Recorded data
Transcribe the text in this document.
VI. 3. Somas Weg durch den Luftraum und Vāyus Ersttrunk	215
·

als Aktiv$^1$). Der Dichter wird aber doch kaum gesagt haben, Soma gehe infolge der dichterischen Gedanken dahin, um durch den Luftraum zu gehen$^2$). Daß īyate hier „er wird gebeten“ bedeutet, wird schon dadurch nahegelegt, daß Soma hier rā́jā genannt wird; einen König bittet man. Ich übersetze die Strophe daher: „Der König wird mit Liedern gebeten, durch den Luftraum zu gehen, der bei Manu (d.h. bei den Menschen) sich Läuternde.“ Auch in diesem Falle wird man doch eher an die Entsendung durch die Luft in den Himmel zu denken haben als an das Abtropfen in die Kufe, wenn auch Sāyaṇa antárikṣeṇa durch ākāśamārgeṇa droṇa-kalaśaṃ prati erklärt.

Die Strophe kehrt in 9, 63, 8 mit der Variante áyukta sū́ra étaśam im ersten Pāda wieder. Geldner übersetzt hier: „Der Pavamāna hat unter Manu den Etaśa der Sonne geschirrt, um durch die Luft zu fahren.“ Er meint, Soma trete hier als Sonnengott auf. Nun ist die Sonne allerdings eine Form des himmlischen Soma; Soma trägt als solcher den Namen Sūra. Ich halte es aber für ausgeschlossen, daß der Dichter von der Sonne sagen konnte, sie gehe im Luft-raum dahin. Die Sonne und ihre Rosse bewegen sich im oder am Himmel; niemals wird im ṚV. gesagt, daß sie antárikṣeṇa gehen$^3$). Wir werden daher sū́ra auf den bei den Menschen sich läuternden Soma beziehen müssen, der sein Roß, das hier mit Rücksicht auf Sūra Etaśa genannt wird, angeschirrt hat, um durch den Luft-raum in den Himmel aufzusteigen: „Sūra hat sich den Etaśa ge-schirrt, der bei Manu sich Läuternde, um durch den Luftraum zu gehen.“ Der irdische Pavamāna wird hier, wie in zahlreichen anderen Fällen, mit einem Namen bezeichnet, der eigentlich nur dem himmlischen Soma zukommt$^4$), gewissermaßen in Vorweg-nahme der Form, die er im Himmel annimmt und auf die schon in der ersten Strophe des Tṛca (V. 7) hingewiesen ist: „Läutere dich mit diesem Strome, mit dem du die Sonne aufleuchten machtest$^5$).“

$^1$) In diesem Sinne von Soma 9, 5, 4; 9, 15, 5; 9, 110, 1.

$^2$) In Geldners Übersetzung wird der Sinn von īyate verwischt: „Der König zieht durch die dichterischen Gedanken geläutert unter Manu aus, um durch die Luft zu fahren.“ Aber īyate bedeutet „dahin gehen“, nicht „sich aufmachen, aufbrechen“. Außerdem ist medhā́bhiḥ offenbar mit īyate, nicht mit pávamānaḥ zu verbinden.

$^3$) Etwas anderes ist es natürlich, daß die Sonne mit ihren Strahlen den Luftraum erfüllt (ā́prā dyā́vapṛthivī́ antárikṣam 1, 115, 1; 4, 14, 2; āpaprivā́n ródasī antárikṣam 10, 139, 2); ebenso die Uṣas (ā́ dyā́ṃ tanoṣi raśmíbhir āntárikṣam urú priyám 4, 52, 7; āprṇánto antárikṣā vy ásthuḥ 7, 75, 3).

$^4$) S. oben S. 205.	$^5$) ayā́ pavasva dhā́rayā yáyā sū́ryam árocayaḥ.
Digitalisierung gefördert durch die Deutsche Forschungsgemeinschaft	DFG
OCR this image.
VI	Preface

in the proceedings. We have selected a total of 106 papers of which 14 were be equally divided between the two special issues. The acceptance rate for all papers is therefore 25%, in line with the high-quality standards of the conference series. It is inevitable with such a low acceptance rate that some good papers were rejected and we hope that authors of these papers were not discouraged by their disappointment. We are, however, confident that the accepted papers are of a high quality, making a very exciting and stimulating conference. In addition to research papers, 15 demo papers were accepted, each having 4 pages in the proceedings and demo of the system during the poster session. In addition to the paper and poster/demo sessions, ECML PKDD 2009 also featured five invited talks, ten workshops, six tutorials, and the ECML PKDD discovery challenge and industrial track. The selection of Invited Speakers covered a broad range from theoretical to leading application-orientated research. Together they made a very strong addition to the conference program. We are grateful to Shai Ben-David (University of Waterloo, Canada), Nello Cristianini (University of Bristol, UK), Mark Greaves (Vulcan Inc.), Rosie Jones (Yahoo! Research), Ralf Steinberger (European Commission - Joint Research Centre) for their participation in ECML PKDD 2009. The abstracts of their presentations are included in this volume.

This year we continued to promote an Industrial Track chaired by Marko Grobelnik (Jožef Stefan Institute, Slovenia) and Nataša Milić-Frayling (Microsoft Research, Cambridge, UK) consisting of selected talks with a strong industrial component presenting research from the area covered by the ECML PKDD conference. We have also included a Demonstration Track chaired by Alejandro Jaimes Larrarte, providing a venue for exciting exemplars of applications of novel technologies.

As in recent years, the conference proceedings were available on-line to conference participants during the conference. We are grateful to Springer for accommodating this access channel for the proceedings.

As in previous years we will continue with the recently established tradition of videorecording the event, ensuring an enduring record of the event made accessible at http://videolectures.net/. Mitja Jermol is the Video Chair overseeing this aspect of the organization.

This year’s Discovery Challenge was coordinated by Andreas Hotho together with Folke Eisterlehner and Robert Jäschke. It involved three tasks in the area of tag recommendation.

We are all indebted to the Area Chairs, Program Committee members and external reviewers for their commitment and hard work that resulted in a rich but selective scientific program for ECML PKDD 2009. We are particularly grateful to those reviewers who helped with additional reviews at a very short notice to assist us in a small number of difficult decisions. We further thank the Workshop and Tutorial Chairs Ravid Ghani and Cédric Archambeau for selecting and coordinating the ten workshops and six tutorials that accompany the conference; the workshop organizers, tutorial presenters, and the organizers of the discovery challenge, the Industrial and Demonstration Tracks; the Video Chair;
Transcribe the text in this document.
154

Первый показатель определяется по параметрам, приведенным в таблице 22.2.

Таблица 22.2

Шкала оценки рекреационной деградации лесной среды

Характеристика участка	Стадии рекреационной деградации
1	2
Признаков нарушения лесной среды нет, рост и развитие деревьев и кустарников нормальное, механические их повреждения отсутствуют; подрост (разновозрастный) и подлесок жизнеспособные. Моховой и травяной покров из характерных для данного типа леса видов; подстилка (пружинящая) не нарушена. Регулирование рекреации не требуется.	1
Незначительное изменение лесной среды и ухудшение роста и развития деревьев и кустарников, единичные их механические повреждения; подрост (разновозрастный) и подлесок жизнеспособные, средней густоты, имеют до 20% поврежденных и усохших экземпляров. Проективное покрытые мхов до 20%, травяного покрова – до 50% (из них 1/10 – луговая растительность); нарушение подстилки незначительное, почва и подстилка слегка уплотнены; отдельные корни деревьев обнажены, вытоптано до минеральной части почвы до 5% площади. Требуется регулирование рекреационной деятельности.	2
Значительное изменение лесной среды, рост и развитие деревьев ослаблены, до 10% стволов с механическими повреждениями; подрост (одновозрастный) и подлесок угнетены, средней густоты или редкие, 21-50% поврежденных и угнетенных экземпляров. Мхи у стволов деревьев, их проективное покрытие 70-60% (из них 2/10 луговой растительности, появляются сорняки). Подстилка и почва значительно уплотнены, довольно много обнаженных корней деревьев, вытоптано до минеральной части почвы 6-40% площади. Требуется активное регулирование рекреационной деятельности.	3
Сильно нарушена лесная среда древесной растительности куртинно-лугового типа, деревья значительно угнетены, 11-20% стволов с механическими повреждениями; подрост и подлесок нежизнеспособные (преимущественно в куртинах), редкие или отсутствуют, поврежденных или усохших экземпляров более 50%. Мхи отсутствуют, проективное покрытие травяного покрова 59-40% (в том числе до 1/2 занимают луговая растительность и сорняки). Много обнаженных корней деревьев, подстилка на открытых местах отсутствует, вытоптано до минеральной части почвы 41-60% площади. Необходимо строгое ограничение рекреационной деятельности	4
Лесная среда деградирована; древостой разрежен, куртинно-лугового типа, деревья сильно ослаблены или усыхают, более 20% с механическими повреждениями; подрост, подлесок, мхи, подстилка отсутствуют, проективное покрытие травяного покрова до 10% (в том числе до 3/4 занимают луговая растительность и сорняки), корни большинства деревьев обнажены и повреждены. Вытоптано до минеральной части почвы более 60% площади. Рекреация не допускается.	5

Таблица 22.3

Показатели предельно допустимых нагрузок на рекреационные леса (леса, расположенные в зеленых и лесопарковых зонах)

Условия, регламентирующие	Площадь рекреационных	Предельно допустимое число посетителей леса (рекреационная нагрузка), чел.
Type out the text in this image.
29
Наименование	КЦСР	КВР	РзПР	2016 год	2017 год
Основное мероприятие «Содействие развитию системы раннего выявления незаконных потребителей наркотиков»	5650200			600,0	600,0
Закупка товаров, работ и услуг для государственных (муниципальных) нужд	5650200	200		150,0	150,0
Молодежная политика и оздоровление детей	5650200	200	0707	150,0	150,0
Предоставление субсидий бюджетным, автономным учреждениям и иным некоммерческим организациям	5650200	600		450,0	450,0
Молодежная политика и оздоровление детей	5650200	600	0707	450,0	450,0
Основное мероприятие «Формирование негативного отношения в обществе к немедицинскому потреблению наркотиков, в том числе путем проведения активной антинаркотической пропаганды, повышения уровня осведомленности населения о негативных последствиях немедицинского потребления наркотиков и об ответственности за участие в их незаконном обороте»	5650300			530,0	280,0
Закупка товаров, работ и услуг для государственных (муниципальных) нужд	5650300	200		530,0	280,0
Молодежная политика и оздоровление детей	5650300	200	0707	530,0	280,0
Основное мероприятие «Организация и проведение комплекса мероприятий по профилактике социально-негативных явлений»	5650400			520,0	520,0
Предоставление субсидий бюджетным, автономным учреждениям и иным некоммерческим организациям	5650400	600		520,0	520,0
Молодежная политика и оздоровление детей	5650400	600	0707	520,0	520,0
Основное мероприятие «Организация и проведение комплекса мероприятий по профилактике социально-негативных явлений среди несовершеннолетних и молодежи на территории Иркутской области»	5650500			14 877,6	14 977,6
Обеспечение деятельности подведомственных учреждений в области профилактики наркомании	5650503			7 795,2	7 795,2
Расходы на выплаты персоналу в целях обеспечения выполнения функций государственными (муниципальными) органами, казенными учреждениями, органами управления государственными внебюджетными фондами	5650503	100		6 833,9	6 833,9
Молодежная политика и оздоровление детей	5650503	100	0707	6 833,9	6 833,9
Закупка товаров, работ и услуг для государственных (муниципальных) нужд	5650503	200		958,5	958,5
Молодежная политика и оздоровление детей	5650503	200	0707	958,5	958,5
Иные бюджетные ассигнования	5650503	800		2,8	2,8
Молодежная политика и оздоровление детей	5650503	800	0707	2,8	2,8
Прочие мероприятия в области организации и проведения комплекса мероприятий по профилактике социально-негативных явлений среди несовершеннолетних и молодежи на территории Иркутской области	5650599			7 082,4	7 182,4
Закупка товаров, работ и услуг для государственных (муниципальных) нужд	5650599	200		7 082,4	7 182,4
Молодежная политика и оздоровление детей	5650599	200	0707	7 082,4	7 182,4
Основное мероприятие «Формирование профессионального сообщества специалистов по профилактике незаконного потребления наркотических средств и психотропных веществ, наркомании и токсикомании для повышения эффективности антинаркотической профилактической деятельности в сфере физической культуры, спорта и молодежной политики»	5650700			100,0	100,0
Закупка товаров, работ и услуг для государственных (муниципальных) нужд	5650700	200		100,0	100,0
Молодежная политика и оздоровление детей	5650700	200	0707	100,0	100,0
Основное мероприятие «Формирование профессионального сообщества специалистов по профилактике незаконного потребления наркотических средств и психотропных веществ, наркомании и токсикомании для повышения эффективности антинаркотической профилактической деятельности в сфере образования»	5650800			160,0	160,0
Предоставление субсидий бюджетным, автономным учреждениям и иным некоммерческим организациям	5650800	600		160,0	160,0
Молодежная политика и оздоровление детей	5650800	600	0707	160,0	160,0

Set task:
What is the number of lines in the listing that include the word "государственных"? Give that number and nothing else.

Result for this task:
5